* Start Data *

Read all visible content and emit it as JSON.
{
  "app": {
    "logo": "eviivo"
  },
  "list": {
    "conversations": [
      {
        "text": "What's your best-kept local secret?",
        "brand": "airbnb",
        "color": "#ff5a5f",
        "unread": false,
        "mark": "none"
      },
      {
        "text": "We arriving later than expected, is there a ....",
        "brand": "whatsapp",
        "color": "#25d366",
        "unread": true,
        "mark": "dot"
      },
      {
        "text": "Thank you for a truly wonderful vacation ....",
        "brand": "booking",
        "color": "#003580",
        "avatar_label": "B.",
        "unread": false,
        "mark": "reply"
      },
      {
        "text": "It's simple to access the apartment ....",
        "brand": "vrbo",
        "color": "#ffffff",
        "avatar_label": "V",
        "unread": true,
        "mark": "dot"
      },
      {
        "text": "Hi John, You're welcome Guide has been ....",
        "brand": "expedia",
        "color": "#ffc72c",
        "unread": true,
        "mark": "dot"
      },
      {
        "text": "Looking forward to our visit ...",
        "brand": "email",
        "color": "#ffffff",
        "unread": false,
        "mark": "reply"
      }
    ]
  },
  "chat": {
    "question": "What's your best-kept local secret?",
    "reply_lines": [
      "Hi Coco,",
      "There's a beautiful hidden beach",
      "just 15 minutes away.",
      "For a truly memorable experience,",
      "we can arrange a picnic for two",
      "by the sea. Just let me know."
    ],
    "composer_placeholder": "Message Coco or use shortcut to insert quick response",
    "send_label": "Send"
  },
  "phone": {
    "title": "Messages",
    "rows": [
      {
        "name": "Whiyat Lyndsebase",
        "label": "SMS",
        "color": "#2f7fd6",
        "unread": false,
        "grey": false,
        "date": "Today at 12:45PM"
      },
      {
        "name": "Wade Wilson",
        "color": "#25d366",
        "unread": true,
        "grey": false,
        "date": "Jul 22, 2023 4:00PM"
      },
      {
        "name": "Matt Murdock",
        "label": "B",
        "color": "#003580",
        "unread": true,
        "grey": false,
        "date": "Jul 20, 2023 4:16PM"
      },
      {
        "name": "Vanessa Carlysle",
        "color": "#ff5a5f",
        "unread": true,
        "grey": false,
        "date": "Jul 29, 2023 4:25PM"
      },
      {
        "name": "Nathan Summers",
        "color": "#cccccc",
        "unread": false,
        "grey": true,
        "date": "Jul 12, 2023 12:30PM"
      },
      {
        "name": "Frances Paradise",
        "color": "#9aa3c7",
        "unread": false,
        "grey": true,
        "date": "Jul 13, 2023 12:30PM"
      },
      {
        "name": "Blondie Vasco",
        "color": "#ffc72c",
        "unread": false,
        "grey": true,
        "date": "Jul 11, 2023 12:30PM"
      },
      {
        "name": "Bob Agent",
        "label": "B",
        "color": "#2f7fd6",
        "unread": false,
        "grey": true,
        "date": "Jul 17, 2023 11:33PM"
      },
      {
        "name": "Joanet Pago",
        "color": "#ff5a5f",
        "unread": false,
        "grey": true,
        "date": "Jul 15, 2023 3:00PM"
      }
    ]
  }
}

* End Data *

Where a line holds "kept", copy it out.

[Complete answer]:
        "text": "What's your best-kept local secret?",
    "question": "What's your best-kept local secret?",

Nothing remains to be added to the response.